Track down every line below that holds "triangle" and copy it.

▶ [THE DATA]:
<<<<
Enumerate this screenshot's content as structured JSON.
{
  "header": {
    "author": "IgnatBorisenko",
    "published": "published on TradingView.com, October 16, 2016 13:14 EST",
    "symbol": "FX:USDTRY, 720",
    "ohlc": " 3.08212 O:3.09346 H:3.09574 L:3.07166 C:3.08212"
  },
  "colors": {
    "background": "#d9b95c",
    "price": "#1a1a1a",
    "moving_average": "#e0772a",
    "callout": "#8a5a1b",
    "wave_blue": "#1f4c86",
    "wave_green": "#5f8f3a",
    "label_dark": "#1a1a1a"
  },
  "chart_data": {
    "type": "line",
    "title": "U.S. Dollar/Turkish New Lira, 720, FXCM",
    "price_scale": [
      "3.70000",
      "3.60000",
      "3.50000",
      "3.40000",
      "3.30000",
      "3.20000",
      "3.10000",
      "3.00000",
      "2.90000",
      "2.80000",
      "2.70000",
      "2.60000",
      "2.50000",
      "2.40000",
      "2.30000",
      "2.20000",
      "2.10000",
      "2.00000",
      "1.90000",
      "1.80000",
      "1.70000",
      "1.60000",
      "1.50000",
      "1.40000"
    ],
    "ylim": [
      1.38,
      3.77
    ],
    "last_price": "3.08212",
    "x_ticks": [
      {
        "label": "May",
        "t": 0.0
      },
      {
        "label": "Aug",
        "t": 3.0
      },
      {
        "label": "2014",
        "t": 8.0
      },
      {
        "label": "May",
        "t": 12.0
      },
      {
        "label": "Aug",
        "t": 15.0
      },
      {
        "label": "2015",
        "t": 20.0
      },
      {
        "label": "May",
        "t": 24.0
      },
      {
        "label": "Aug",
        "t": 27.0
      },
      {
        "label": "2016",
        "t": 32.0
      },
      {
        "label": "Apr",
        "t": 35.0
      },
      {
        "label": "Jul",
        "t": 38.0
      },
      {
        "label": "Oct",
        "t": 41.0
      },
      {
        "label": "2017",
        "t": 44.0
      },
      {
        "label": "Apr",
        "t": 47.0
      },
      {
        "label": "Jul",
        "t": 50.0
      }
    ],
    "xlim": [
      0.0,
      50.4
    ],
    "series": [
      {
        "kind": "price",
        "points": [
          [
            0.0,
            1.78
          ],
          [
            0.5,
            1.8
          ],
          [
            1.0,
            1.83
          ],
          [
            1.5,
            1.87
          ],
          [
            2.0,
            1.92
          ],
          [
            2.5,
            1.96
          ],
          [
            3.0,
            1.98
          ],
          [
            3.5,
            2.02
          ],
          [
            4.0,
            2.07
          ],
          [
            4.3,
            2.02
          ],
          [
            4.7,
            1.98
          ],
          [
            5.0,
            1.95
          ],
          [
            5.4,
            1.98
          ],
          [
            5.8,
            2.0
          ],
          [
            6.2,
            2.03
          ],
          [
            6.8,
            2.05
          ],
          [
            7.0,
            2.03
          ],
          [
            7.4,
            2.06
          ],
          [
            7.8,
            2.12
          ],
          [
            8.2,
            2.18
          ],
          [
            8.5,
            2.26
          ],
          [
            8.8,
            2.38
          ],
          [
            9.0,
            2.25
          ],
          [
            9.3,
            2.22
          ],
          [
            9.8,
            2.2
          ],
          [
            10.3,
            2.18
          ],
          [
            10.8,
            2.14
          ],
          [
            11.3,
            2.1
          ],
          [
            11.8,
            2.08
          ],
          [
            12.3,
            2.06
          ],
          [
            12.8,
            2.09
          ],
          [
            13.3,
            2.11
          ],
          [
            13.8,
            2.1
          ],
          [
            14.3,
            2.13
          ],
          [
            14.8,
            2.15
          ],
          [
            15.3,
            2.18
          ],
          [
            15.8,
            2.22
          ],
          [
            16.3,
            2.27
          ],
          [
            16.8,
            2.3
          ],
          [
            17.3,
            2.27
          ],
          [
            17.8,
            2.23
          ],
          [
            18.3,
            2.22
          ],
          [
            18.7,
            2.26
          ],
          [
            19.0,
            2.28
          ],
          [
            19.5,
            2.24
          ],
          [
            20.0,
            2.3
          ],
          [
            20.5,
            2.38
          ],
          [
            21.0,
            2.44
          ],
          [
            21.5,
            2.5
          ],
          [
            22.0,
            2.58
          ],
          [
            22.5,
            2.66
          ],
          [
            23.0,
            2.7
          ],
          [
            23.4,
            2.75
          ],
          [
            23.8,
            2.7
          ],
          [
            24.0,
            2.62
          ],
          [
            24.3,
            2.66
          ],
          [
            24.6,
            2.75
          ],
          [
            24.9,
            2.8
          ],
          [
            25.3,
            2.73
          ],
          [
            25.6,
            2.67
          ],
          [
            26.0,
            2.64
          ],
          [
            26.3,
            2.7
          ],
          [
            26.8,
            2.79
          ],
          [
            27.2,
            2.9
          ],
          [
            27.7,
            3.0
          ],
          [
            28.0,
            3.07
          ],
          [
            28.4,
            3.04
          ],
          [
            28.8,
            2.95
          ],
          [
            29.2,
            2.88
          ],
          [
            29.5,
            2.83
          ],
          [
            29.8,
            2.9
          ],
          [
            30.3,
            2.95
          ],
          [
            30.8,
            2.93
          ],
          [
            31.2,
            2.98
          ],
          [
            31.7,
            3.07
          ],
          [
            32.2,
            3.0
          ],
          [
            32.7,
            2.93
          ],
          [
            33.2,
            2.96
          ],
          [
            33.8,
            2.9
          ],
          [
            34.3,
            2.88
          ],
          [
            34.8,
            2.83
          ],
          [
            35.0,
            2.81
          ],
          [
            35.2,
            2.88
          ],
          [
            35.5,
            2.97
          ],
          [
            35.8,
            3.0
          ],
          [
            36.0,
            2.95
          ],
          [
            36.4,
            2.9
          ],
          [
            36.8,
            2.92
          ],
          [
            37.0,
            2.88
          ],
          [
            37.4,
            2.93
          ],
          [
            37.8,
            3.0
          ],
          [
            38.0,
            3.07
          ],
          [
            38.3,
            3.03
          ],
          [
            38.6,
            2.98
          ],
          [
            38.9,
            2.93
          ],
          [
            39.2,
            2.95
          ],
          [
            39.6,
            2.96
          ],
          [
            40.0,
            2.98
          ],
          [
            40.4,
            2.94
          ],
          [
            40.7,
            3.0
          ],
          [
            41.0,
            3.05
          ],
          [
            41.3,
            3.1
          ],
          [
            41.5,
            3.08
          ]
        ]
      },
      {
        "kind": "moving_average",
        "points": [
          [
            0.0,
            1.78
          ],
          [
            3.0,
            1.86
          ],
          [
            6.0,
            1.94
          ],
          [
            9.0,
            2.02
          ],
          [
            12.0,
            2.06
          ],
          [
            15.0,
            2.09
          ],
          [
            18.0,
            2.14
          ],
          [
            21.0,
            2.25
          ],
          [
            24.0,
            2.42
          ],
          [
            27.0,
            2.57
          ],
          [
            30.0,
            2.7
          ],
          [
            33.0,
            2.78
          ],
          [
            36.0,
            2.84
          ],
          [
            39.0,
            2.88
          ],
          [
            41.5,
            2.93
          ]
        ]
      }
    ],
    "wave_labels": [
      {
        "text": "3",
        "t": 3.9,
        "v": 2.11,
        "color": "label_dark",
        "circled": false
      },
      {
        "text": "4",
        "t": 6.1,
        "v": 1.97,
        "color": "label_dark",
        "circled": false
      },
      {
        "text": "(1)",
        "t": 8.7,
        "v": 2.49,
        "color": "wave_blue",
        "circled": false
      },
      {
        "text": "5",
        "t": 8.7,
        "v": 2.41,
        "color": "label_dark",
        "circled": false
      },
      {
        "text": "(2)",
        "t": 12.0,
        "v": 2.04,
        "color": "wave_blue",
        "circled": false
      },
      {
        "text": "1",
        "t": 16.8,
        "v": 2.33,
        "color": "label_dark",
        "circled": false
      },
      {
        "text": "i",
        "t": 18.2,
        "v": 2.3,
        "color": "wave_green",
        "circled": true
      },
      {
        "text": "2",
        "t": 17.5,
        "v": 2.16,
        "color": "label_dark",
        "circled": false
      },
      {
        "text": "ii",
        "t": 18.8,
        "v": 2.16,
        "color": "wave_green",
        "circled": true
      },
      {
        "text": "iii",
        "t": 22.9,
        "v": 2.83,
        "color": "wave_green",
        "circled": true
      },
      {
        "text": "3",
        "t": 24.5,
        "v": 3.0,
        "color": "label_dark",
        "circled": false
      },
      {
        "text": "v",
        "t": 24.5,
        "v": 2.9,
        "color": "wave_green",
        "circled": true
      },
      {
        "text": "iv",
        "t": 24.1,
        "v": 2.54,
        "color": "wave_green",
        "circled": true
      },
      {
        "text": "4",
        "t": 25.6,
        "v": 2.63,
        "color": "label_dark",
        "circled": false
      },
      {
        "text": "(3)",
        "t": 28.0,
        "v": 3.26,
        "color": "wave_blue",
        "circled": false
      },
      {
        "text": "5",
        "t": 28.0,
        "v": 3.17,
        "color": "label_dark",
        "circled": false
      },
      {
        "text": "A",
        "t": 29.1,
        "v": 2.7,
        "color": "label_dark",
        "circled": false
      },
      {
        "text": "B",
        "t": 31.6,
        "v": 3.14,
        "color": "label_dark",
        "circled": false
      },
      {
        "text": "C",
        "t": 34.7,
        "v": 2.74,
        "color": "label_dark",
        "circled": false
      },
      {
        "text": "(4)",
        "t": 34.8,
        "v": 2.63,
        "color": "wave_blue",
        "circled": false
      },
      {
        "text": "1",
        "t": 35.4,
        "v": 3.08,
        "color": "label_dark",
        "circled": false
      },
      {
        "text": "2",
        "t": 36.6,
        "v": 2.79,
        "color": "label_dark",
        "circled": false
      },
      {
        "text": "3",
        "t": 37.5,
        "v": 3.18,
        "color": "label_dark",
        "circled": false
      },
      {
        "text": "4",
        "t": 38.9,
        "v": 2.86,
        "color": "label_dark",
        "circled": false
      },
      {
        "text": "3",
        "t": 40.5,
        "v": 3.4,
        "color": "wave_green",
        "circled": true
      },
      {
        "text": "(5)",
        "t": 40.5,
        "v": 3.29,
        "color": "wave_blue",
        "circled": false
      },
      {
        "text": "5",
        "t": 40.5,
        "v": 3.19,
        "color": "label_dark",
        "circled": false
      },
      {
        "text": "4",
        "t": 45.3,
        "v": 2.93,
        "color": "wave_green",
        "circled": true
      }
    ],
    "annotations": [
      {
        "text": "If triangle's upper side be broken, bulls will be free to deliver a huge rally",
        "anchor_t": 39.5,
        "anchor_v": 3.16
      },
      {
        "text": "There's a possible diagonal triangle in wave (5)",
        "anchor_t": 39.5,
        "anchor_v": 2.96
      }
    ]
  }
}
>>>>
▶ [SOLUTION FOR THIS PROBLEM]:
        "text": "If triangle's upper side be broken, bulls will be free to deliver a huge rally",
        "text": "There's a possible diagonal triangle in wave (5)",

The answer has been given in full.